__ENTRIES__:
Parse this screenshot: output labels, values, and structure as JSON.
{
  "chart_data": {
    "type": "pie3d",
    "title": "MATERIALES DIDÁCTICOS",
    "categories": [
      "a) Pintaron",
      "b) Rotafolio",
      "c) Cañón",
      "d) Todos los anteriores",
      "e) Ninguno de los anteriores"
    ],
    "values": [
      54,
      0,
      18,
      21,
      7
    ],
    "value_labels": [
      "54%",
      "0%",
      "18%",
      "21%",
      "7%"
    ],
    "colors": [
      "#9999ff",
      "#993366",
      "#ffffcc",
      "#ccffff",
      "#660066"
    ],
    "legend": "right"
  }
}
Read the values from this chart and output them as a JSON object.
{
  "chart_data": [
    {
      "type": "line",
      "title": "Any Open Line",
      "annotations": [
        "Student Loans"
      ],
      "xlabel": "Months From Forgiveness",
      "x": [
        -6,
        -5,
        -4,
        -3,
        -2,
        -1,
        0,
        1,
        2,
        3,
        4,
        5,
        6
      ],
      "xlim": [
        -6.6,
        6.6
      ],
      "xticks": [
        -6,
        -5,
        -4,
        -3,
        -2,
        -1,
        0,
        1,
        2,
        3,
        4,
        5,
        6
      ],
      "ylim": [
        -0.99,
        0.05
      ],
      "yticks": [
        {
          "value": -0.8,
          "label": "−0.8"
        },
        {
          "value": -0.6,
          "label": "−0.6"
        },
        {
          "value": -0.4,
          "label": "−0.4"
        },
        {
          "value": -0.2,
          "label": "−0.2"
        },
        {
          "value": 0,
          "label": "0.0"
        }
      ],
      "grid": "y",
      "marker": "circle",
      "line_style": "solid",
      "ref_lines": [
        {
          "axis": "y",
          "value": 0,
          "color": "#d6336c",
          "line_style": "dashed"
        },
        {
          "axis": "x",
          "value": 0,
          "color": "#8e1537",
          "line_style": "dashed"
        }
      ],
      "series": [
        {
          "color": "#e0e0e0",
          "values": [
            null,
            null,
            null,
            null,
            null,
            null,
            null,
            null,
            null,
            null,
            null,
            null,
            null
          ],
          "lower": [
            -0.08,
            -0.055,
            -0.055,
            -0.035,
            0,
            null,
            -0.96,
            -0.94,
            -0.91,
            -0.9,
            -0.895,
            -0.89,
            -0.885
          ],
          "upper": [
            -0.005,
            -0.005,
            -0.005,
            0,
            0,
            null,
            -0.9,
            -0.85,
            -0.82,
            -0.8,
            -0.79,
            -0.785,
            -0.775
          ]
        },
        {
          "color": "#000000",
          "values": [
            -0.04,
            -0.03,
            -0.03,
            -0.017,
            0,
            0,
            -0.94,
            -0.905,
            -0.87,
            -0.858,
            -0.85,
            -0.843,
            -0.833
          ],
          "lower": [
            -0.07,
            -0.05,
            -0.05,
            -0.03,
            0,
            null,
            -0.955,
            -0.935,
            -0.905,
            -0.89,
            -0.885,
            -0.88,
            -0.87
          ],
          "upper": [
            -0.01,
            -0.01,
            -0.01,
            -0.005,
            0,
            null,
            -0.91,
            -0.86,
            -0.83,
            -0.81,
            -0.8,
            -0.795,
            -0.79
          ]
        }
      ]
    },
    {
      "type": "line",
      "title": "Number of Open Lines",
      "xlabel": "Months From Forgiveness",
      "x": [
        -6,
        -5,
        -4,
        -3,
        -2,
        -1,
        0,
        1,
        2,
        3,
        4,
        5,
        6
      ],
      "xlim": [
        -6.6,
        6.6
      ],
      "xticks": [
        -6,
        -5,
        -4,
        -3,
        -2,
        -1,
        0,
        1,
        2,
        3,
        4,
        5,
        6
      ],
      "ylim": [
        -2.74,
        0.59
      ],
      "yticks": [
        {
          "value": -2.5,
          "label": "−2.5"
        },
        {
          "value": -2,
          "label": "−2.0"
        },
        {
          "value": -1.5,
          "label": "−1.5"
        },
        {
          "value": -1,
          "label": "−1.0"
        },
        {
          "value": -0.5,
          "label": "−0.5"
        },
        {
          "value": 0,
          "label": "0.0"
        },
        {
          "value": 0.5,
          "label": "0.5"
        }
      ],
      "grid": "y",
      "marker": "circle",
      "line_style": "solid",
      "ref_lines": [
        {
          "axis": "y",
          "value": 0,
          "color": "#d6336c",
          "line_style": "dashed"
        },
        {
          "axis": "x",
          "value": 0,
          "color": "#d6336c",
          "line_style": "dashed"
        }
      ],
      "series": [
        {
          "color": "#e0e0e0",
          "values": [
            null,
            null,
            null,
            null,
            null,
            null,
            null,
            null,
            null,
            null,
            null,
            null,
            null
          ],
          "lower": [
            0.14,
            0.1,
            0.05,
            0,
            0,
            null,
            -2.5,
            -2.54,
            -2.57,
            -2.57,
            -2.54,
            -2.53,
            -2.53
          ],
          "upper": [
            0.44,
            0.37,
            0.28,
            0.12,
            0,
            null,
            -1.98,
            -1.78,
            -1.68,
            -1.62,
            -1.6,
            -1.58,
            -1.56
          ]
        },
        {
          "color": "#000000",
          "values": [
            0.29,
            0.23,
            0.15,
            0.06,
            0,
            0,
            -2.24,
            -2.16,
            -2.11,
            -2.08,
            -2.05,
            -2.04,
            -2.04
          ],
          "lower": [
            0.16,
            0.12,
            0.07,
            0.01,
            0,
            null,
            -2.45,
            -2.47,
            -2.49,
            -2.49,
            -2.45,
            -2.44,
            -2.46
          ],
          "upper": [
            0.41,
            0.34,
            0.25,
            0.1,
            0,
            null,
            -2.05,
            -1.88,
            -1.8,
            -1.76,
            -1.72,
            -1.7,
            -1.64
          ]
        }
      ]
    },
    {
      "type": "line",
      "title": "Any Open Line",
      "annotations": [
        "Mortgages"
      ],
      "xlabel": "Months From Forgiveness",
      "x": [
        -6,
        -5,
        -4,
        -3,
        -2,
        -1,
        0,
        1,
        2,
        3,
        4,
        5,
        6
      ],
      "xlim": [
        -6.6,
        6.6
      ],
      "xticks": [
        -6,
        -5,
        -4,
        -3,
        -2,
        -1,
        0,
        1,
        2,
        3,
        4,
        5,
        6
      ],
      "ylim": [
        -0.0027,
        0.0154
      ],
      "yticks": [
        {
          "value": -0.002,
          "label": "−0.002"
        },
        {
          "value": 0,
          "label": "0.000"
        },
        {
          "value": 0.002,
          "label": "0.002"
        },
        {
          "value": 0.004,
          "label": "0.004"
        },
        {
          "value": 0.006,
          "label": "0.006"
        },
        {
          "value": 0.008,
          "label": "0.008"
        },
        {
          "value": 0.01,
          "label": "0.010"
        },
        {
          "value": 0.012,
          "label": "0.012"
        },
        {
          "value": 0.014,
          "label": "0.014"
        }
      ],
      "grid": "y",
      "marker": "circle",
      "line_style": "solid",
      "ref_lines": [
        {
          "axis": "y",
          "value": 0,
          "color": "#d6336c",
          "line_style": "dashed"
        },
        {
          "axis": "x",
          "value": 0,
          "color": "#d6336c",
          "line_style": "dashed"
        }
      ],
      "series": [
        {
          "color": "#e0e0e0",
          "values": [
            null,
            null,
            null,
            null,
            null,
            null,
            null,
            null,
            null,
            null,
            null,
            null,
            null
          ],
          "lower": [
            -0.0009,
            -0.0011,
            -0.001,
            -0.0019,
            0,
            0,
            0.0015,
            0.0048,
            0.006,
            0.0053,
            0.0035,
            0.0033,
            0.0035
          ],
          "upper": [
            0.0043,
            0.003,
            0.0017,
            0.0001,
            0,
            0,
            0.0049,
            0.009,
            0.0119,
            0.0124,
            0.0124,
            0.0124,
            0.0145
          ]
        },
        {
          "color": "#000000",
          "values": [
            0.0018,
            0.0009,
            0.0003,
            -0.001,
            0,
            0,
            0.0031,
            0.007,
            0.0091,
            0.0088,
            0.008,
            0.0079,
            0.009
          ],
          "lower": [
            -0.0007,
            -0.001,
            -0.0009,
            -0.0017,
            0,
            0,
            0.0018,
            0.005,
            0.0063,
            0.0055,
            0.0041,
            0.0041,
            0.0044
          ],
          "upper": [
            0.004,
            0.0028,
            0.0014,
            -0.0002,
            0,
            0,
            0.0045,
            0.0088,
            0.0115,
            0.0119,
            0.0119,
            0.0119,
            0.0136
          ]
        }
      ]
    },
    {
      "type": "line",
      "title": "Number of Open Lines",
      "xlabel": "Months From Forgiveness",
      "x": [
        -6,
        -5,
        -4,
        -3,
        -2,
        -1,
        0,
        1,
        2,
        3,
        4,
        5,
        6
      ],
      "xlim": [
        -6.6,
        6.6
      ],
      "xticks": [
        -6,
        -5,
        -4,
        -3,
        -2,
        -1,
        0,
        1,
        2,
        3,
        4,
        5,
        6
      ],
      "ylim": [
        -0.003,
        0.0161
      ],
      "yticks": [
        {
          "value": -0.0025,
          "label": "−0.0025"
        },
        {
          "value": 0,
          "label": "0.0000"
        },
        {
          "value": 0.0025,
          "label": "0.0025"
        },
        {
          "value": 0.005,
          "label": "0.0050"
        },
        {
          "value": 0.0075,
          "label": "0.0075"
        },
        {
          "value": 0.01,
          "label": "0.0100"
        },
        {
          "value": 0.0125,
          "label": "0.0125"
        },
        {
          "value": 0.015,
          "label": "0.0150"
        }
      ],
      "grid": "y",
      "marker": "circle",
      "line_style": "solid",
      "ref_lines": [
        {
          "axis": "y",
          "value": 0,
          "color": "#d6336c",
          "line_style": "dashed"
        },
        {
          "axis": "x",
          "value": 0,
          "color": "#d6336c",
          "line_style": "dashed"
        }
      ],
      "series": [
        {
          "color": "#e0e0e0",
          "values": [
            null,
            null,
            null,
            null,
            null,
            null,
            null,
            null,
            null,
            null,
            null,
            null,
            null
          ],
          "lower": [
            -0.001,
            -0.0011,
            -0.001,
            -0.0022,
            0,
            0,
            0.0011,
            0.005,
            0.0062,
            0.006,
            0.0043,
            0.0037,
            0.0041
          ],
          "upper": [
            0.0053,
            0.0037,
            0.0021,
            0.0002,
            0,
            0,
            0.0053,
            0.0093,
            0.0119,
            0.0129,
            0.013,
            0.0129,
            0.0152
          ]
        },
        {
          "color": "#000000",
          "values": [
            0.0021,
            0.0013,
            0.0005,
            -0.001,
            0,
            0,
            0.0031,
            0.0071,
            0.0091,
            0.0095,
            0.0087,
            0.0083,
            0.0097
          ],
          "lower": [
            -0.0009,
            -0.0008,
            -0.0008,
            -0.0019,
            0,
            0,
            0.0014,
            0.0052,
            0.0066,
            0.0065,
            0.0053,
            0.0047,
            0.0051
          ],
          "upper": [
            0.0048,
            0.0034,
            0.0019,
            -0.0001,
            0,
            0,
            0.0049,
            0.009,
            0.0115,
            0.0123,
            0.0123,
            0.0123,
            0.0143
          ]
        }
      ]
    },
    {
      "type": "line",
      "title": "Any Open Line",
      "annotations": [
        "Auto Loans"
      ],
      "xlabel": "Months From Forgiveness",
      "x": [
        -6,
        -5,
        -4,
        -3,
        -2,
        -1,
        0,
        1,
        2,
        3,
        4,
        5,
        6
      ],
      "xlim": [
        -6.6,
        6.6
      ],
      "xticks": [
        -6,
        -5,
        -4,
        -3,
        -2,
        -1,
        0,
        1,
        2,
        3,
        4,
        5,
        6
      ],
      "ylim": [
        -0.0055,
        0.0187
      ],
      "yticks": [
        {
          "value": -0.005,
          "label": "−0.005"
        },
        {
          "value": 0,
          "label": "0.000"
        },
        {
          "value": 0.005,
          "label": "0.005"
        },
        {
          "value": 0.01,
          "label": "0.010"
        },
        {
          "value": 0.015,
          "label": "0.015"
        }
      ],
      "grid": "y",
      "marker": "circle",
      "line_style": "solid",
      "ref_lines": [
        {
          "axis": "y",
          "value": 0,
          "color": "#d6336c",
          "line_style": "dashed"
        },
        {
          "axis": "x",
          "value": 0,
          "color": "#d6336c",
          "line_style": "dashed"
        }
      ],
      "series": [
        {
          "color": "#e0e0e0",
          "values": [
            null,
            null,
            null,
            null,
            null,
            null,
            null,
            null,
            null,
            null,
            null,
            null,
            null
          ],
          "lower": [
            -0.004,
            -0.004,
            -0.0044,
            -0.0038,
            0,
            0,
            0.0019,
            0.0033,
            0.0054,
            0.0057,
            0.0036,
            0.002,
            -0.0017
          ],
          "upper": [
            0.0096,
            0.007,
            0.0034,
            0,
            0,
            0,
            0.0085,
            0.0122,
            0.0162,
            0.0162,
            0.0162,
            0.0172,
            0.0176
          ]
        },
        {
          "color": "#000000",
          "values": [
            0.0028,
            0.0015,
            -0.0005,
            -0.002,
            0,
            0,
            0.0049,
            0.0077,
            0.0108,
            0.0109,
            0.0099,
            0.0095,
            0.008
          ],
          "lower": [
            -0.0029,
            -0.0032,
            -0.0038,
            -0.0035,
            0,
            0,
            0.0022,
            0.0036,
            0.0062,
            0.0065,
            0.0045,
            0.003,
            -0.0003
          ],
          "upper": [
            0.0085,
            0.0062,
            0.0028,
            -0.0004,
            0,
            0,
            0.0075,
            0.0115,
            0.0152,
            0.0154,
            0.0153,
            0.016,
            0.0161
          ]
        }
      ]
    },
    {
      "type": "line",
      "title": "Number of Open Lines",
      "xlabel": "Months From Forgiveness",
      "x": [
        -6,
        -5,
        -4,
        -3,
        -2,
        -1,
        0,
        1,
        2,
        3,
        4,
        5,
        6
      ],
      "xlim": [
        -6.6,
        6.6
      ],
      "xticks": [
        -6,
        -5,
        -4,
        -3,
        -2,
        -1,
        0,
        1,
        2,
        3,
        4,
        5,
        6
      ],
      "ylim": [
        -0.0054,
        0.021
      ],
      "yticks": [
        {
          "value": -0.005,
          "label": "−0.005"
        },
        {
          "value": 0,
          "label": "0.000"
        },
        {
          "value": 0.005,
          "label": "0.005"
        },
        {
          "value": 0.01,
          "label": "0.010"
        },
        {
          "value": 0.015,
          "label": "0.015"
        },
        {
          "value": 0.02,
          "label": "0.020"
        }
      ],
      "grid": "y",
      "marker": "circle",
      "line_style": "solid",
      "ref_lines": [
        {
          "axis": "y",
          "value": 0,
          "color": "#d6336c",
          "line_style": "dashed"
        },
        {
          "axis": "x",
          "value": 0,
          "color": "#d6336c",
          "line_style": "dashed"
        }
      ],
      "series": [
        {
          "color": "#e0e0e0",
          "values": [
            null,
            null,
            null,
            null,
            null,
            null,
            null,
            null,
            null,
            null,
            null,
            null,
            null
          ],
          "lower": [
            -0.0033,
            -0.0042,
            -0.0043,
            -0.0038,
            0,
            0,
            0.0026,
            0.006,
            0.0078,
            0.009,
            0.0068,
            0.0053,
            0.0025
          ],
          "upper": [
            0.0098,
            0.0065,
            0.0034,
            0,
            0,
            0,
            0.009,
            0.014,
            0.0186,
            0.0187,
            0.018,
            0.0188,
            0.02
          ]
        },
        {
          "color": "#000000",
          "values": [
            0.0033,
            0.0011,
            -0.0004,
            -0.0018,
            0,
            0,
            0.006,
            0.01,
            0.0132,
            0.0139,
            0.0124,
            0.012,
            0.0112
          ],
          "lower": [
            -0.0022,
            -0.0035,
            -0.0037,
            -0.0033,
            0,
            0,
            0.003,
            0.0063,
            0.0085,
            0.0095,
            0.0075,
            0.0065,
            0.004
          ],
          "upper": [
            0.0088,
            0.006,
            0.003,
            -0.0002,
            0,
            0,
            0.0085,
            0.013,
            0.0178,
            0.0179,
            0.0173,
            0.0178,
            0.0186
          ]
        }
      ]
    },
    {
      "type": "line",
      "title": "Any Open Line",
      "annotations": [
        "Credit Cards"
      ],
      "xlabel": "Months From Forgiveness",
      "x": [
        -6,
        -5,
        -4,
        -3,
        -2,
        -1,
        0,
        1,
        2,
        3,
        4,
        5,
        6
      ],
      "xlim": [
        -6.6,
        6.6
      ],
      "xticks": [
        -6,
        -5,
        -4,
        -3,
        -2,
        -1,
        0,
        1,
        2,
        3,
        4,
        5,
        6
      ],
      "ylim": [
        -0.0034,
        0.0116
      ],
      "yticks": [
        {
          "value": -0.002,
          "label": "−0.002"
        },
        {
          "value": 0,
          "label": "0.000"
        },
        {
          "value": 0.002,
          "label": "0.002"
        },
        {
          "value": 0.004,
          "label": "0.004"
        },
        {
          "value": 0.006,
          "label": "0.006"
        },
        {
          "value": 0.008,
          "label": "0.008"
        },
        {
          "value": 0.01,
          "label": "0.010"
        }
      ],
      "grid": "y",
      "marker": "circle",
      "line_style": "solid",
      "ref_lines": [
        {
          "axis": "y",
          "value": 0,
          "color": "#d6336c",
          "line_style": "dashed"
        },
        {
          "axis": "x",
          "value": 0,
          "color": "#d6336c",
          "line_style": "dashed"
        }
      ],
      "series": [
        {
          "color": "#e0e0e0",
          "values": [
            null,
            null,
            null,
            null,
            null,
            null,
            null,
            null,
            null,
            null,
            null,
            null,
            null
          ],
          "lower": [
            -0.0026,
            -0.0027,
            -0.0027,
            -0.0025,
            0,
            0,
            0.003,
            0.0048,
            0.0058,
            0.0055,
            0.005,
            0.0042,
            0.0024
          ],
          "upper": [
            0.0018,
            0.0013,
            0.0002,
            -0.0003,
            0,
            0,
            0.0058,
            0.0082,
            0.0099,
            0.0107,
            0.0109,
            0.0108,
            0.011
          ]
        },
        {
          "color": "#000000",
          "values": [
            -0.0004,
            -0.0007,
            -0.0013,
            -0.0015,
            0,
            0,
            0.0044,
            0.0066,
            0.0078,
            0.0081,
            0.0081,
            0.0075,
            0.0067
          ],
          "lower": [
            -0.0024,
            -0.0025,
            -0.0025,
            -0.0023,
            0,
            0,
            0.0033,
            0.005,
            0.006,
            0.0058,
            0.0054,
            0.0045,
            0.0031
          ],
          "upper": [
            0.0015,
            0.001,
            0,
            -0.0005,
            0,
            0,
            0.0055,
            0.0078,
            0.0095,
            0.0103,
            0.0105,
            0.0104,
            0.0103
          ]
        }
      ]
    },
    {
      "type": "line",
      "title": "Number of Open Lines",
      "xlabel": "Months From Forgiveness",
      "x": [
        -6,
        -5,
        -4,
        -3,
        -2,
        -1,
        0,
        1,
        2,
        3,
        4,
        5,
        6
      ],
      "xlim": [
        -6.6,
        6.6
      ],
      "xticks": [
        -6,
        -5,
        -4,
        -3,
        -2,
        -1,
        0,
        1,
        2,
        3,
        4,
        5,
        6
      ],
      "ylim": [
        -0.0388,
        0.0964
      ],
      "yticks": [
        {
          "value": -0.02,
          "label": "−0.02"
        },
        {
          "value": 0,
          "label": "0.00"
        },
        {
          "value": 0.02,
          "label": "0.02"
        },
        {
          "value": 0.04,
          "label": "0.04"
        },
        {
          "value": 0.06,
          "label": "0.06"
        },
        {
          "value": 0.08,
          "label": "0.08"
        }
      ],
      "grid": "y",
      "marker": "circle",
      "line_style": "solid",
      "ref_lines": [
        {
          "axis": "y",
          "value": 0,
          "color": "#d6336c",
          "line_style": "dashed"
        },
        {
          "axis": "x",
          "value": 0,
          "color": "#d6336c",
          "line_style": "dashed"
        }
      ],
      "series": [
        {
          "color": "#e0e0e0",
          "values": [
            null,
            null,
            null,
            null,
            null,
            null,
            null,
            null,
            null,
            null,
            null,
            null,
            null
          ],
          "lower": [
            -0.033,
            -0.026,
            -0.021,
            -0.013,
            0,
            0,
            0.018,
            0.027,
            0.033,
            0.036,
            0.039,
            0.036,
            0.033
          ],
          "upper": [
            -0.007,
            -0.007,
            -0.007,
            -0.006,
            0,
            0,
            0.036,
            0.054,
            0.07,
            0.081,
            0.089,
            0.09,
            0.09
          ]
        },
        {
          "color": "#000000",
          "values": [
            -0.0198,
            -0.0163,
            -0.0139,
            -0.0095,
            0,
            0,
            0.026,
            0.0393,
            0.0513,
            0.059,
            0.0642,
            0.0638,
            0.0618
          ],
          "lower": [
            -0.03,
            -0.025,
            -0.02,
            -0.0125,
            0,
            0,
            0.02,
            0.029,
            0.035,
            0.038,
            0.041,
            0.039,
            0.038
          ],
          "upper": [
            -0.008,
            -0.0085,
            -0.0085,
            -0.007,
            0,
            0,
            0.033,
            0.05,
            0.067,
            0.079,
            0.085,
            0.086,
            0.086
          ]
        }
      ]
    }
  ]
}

__WRITTEN REQUEST__: Copy every line of the listing that includes the string "output".

__ANSWER FOR THIS EXERCISE__:
Parse this screenshot: output labels, values, and structure as JSON.
Read the values from this chart and output them as a JSON object.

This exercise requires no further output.